RECORDS SUPPLIED:
━━━━━━━━━━━━━━━━

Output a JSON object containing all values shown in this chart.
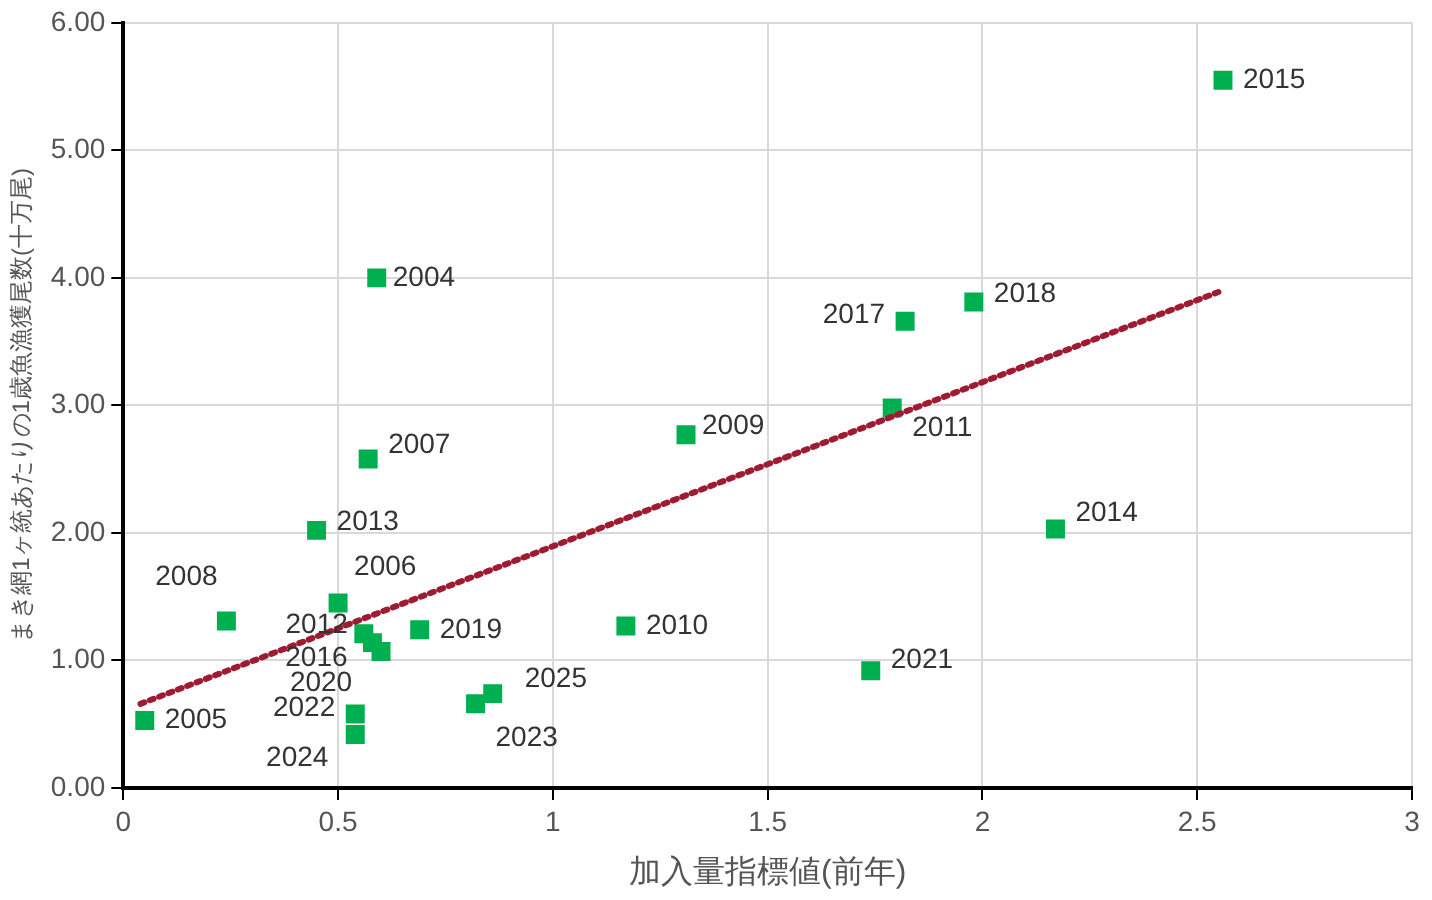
{
  "chart_data": {
    "type": "scatter",
    "xlabel": "加入量指標値(前年)",
    "ylabel": "まき網1ヶ統あたりの1歳魚漁獲尾数(十万尾)",
    "xlim": [
      0,
      3
    ],
    "xticks": [
      0,
      0.5,
      1,
      1.5,
      2,
      2.5,
      3
    ],
    "ylim": [
      0,
      6
    ],
    "yticks": [
      {
        "value": 0,
        "label": "0.00"
      },
      {
        "value": 1,
        "label": "1.00"
      },
      {
        "value": 2,
        "label": "2.00"
      },
      {
        "value": 3,
        "label": "3.00"
      },
      {
        "value": 4,
        "label": "4.00"
      },
      {
        "value": 5,
        "label": "5.00"
      },
      {
        "value": 6,
        "label": "6.00"
      }
    ],
    "grid": true,
    "legend": false,
    "marker": "square",
    "series": [
      {
        "type": "scatter",
        "color": "#00b050",
        "x": [
          0.59,
          0.05,
          0.5,
          0.57,
          0.24,
          1.31,
          1.17,
          1.79,
          0.56,
          0.45,
          2.17,
          2.56,
          0.58,
          1.82,
          1.98,
          0.69,
          0.6,
          1.74,
          0.54,
          0.82,
          0.54,
          0.86
        ],
        "values": [
          4.0,
          0.53,
          1.45,
          2.58,
          1.31,
          2.77,
          1.27,
          2.98,
          1.21,
          2.02,
          2.03,
          5.55,
          1.14,
          3.66,
          3.81,
          1.24,
          1.07,
          0.92,
          0.58,
          0.66,
          0.42,
          0.74
        ]
      },
      {
        "type": "line",
        "color": "#9e1b32",
        "line_style": "dotted",
        "marker": "none",
        "x": [
          0.04,
          2.55
        ],
        "values": [
          0.66,
          3.89
        ]
      }
    ],
    "annotations": [
      {
        "text": "2004",
        "x": 0.59,
        "y": 4.0
      },
      {
        "text": "2005",
        "x": 0.05,
        "y": 0.53
      },
      {
        "text": "2006",
        "x": 0.5,
        "y": 1.45
      },
      {
        "text": "2007",
        "x": 0.57,
        "y": 2.58
      },
      {
        "text": "2008",
        "x": 0.24,
        "y": 1.31
      },
      {
        "text": "2009",
        "x": 1.31,
        "y": 2.77
      },
      {
        "text": "2010",
        "x": 1.17,
        "y": 1.27
      },
      {
        "text": "2011",
        "x": 1.79,
        "y": 2.98
      },
      {
        "text": "2012",
        "x": 0.56,
        "y": 1.21
      },
      {
        "text": "2013",
        "x": 0.45,
        "y": 2.02
      },
      {
        "text": "2014",
        "x": 2.17,
        "y": 2.03
      },
      {
        "text": "2015",
        "x": 2.56,
        "y": 5.55
      },
      {
        "text": "2016",
        "x": 0.58,
        "y": 1.14
      },
      {
        "text": "2017",
        "x": 1.82,
        "y": 3.66
      },
      {
        "text": "2018",
        "x": 1.98,
        "y": 3.81
      },
      {
        "text": "2019",
        "x": 0.69,
        "y": 1.24
      },
      {
        "text": "2020",
        "x": 0.6,
        "y": 1.07
      },
      {
        "text": "2021",
        "x": 1.74,
        "y": 0.92
      },
      {
        "text": "2022",
        "x": 0.54,
        "y": 0.58
      },
      {
        "text": "2023",
        "x": 0.82,
        "y": 0.66
      },
      {
        "text": "2024",
        "x": 0.54,
        "y": 0.42
      },
      {
        "text": "2025",
        "x": 0.86,
        "y": 0.74
      }
    ]
  }
}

━━━━━━━━━━━━━━━━

WHAT IS REQUIRED: Indicate how many lines of the material contain the string "type", giving the number and nothing more.

EXERCISE SOLUTION: 3